Check each line of the records below for the string "color", then state how many lines contain it, with no other output.

Provided data:
BEGIN
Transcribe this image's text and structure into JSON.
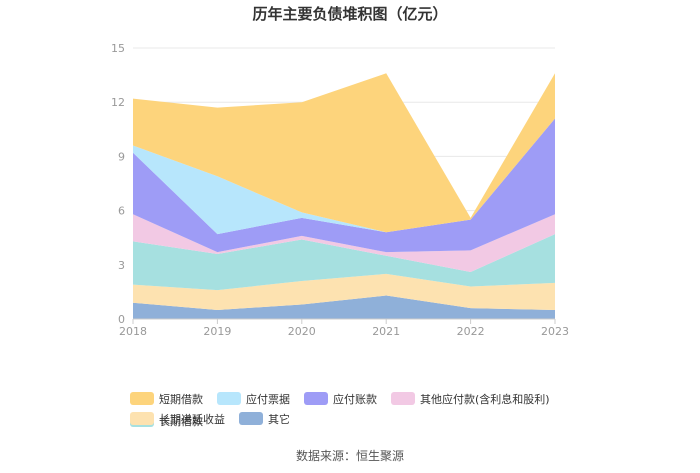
{
  "chart_data": {
    "type": "area",
    "stacked": true,
    "title": "历年主要负债堆积图（亿元）",
    "categories": [
      "2018",
      "2019",
      "2020",
      "2021",
      "2022",
      "2023"
    ],
    "ylim": [
      0,
      15
    ],
    "yticks": [
      0,
      3,
      6,
      9,
      12,
      15
    ],
    "grid": true,
    "legend_position": "bottom",
    "series": [
      {
        "name": "其它",
        "color": "#8fb0d9",
        "values": [
          0.9,
          0.5,
          0.8,
          1.3,
          0.6,
          0.5
        ]
      },
      {
        "name": "长期递延收益",
        "color": "#fde2b0",
        "values": [
          1.0,
          1.1,
          1.3,
          1.2,
          1.2,
          1.5
        ]
      },
      {
        "name": "长期借款",
        "color": "#a6e0e0",
        "values": [
          2.4,
          2.0,
          2.3,
          1.0,
          0.8,
          2.7
        ]
      },
      {
        "name": "其他应付款(含利息和股利)",
        "color": "#f2c9e4",
        "values": [
          1.5,
          0.1,
          0.2,
          0.2,
          1.2,
          1.1
        ]
      },
      {
        "name": "应付账款",
        "color": "#9e9cf6",
        "values": [
          3.4,
          1.0,
          1.0,
          1.1,
          1.7,
          5.3
        ]
      },
      {
        "name": "应付票据",
        "color": "#b7e6fc",
        "values": [
          0.4,
          3.2,
          0.3,
          0.0,
          0.0,
          0.0
        ]
      },
      {
        "name": "短期借款",
        "color": "#fdd47c",
        "values": [
          2.6,
          3.8,
          6.1,
          8.8,
          0.1,
          2.5
        ]
      }
    ]
  },
  "legend_order": [
    "短期借款",
    "应付票据",
    "应付账款",
    "其他应付款(含利息和股利)",
    "长期借款",
    "长期递延收益",
    "其它"
  ],
  "source": "数据来源：恒生聚源"
}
END
Exercise answer:
7